### [Task description]
Return each line of the records holding the string "What".

### [Dataset extract]
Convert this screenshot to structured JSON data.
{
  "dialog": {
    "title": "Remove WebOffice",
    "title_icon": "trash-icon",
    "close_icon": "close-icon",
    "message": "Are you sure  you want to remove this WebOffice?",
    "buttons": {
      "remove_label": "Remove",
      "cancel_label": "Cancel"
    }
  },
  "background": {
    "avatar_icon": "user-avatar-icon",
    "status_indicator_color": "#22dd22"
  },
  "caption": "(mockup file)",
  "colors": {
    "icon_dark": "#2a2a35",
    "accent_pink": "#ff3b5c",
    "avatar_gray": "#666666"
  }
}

---

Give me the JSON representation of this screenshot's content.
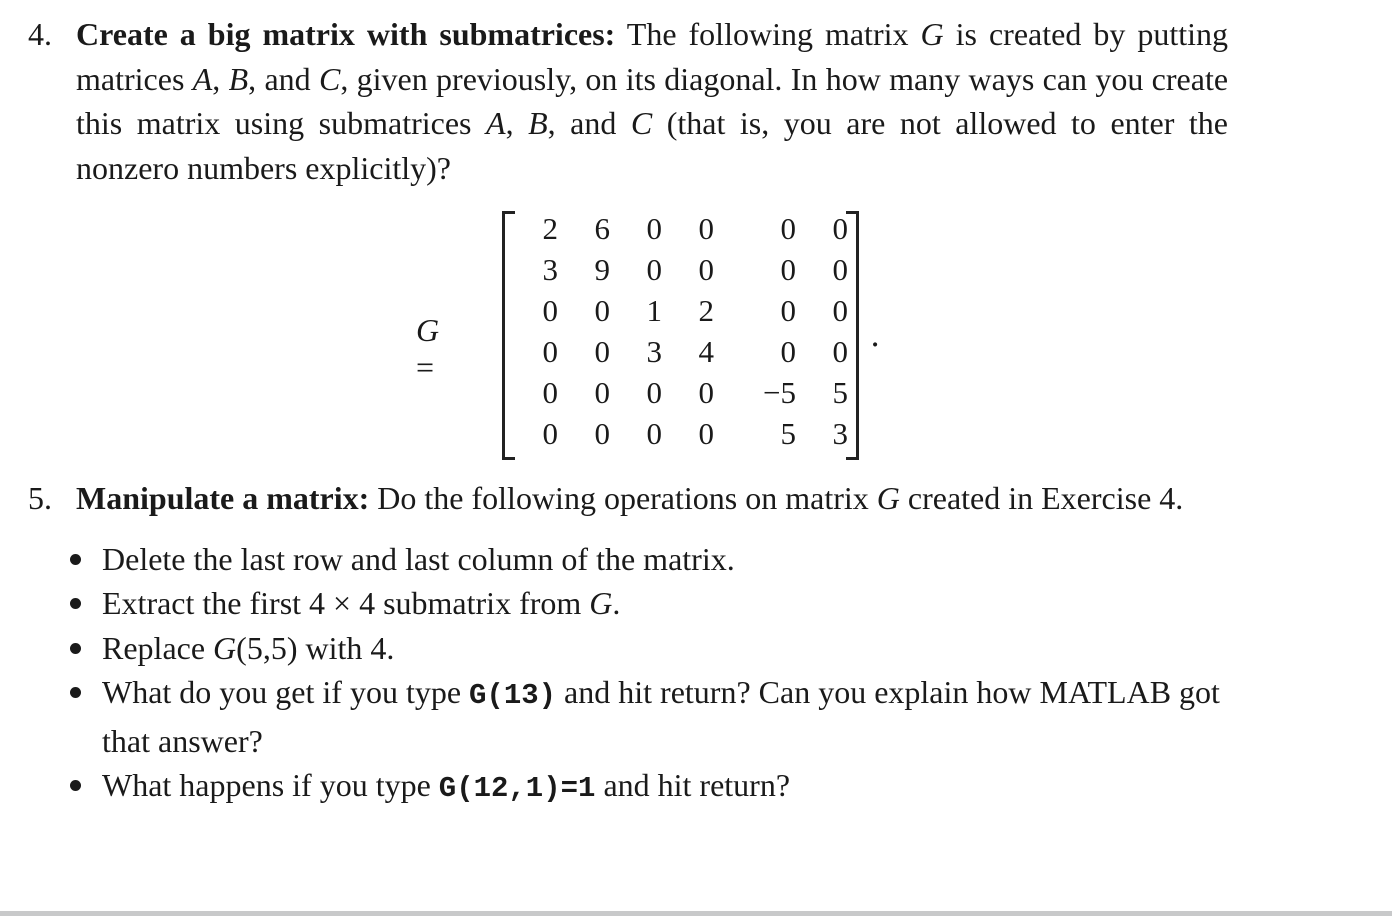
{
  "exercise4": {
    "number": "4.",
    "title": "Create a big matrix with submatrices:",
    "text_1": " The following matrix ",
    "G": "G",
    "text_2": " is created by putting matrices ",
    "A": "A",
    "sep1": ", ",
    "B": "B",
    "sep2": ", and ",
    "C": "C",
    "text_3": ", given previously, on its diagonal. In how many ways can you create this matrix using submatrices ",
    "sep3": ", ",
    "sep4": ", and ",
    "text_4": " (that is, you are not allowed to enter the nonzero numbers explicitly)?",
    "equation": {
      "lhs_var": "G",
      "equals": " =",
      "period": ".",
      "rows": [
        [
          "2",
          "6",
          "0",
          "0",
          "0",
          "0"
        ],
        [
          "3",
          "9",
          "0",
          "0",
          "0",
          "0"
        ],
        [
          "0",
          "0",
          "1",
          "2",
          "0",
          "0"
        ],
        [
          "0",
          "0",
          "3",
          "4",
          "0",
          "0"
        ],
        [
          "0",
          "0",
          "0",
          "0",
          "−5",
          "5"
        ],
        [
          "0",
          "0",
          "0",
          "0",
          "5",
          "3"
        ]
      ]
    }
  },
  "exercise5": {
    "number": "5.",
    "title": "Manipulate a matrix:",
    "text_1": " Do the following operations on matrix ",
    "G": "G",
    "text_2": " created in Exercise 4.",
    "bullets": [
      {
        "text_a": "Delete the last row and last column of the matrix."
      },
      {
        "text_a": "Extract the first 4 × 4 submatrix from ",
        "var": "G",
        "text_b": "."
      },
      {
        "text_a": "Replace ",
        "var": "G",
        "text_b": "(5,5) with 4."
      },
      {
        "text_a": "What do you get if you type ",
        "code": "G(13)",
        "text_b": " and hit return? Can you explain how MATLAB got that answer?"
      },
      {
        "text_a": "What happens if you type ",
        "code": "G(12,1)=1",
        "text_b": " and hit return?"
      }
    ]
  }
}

### [Problem solution]
        "text_a": "What do you get if you type ",
        "text_a": "What happens if you type ",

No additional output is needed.